Exactly reproduce the lines that follow.
··· DATA EXCERPTS ···
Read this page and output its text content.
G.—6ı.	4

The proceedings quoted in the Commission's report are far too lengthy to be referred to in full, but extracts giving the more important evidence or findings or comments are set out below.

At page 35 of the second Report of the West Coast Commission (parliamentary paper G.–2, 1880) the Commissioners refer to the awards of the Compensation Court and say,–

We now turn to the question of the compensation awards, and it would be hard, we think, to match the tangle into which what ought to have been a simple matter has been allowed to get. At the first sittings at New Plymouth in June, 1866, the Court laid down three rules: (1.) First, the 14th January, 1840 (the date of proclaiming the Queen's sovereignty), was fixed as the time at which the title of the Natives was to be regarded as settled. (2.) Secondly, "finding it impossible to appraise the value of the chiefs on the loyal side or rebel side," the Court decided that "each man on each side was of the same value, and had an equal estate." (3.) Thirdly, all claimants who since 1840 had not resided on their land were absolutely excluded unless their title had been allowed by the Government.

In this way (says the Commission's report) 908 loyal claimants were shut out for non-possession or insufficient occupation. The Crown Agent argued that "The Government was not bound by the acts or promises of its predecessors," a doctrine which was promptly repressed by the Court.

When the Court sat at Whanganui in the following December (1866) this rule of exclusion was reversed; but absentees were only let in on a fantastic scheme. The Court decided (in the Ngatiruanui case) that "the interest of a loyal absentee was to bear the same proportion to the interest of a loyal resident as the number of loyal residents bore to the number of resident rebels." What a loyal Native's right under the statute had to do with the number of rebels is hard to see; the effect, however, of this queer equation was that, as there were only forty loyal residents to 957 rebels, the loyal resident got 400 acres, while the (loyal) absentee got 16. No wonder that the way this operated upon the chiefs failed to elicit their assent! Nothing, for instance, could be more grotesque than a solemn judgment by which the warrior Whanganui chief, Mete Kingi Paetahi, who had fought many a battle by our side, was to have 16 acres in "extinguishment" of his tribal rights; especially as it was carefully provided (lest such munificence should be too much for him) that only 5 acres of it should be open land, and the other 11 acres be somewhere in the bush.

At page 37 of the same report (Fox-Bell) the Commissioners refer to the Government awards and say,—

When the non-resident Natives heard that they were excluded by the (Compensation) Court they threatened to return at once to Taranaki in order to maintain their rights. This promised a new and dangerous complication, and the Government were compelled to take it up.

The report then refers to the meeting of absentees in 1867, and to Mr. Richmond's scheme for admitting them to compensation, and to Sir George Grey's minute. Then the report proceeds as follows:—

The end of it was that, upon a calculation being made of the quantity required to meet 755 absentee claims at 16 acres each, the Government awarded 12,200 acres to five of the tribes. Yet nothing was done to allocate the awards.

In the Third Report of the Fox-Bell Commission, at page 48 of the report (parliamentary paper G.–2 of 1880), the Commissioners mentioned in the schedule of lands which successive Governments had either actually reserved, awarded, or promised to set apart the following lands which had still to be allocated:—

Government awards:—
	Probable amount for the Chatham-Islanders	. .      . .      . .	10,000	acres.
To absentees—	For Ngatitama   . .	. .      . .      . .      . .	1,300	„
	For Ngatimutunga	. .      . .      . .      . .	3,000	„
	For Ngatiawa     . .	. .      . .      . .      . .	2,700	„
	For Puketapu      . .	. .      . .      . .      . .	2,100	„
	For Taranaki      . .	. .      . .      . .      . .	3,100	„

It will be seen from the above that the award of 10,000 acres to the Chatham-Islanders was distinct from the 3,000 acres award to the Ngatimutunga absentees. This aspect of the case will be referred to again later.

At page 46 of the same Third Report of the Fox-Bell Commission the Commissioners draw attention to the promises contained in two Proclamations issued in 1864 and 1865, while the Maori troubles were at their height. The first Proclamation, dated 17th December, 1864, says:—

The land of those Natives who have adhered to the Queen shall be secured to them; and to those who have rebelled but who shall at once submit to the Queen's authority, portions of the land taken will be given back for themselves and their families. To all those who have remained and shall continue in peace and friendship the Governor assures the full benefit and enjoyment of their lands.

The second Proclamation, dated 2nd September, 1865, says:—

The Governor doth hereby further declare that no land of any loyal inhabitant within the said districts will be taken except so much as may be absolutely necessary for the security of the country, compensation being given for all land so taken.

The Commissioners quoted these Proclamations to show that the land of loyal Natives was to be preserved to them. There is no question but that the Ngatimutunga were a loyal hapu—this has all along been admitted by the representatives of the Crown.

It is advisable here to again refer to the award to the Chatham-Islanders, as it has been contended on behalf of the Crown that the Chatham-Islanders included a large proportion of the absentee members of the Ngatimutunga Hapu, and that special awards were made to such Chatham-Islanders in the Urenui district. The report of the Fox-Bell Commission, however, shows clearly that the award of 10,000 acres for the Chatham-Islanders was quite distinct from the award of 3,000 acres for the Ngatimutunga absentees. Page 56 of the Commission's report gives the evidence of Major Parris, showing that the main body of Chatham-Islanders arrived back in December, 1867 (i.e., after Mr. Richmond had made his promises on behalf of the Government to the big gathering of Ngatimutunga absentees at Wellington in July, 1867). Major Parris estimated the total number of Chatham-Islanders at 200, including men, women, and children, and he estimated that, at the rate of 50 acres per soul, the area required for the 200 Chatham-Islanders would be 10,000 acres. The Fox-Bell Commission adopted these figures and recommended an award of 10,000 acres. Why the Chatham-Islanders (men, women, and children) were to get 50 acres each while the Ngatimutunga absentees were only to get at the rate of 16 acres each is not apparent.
···
## TASK RESPONSE
Read this page and output its text content.
G.—6ı.	4

The proceedings quoted in the Commission's report are far too lengthy to be referred to in full, but extracts giving the more important evidence or findings or comments are set out below.

At page 35 of the second Report of the West Coast Commission (parliamentary paper G.–2, 1880) the Commissioners refer to the awards of the Compensation Court and say,–

We now turn to the question of the compensation awards, and it would be hard, we think, to match the tangle into which what ought to have been a simple matter has been allowed to get. At the first sittings at New Plymouth in June, 1866, the Court laid down three rules: (1.) First, the 14th January, 1840 (the date of proclaiming the Queen's sovereignty), was fixed as the time at which the title of the Natives was to be regarded as settled. (2.) Secondly, "finding it impossible to appraise the value of the chiefs on the loyal side or rebel side," the Court decided that "each man on each side was of the same value, and had an equal estate." (3.) Thirdly, all claimants who since 1840 had not resided on their land were absolutely excluded unless their title had been allowed by the Government.

In this way (says the Commission's report) 908 loyal claimants were shut out for non-possession or insufficient occupation. The Crown Agent argued that "The Government was not bound by the acts or promises of its predecessors," a doctrine which was promptly repressed by the Court.

When the Court sat at Whanganui in the following December (1866) this rule of exclusion was reversed; but absentees were only let in on a fantastic scheme. The Court decided (in the Ngatiruanui case) that "the interest of a loyal absentee was to bear the same proportion to the interest of a loyal resident as the number of loyal residents bore to the number of resident rebels." What a loyal Native's right under the statute had to do with the number of rebels is hard to see; the effect, however, of this queer equation was that, as there were only forty loyal residents to 957 rebels, the loyal resident got 400 acres, while the (loyal) absentee got 16. No wonder that the way this operated upon the chiefs failed to elicit their assent! Nothing, for instance, could be more grotesque than a solemn judgment by which the warrior Whanganui chief, Mete Kingi Paetahi, who had fought many a battle by our side, was to have 16 acres in "extinguishment" of his tribal rights; especially as it was carefully provided (lest such munificence should be too much for him) that only 5 acres of it should be open land, and the other 11 acres be somewhere in the bush.

At page 37 of the same report (Fox-Bell) the Commissioners refer to the Government awards and say,—

When the non-resident Natives heard that they were excluded by the (Compensation) Court they threatened to return at once to Taranaki in order to maintain their rights. This promised a new and dangerous complication, and the Government were compelled to take it up.

The report then refers to the meeting of absentees in 1867, and to Mr. Richmond's scheme for admitting them to compensation, and to Sir George Grey's minute. Then the report proceeds as follows:—

The end of it was that, upon a calculation being made of the quantity required to meet 755 absentee claims at 16 acres each, the Government awarded 12,200 acres to five of the tribes. Yet nothing was done to allocate the awards.

In the Third Report of the Fox-Bell Commission, at page 48 of the report (parliamentary paper G.–2 of 1880), the Commissioners mentioned in the schedule of lands which successive Governments had either actually reserved, awarded, or promised to set apart the following lands which had still to be allocated:—

Government awards:—
	Probable amount for the Chatham-Islanders	. .      . .      . .	10,000	acres.
To absentees—	For Ngatitama   . .	. .      . .      . .      . .	1,300	„
	For Ngatimutunga	. .      . .      . .      . .	3,000	„
	For Ngatiawa     . .	. .      . .      . .      . .	2,700	„
	For Puketapu      . .	. .      . .      . .      . .	2,100	„
	For Taranaki      . .	. .      . .      . .      . .	3,100	„

It will be seen from the above that the award of 10,000 acres to the Chatham-Islanders was distinct from the 3,000 acres award to the Ngatimutunga absentees. This aspect of the case will be referred to again later.

At page 46 of the same Third Report of the Fox-Bell Commission the Commissioners draw attention to the promises contained in two Proclamations issued in 1864 and 1865, while the Maori troubles were at their height. The first Proclamation, dated 17th December, 1864, says:—

The land of those Natives who have adhered to the Queen shall be secured to them; and to those who have rebelled but who shall at once submit to the Queen's authority, portions of the land taken will be given back for themselves and their families. To all those who have remained and shall continue in peace and friendship the Governor assures the full benefit and enjoyment of their lands.

The second Proclamation, dated 2nd September, 1865, says:—

The Governor doth hereby further declare that no land of any loyal inhabitant within the said districts will be taken except so much as may be absolutely necessary for the security of the country, compensation being given for all land so taken.

The Commissioners quoted these Proclamations to show that the land of loyal Natives was to be preserved to them. There is no question but that the Ngatimutunga were a loyal hapu—this has all along been admitted by the representatives of the Crown.

It is advisable here to again refer to the award to the Chatham-Islanders, as it has been contended on behalf of the Crown that the Chatham-Islanders included a large proportion of the absentee members of the Ngatimutunga Hapu, and that special awards were made to such Chatham-Islanders in the Urenui district. The report of the Fox-Bell Commission, however, shows clearly that the award of 10,000 acres for the Chatham-Islanders was quite distinct from the award of 3,000 acres for the Ngatimutunga absentees. Page 56 of the Commission's report gives the evidence of Major Parris, showing that the main body of Chatham-Islanders arrived back in December, 1867 (i.e., after Mr. Richmond had made his promises on behalf of the Government to the big gathering of Ngatimutunga absentees at Wellington in July, 1867). Major Parris estimated the total number of Chatham-Islanders at 200, including men, women, and children, and he estimated that, at the rate of 50 acres per soul, the area required for the 200 Chatham-Islanders would be 10,000 acres. The Fox-Bell Commission adopted these figures and recommended an award of 10,000 acres. Why the Chatham-Islanders (men, women, and children) were to get 50 acres each while the Ngatimutunga absentees were only to get at the rate of 16 acres each is not apparent.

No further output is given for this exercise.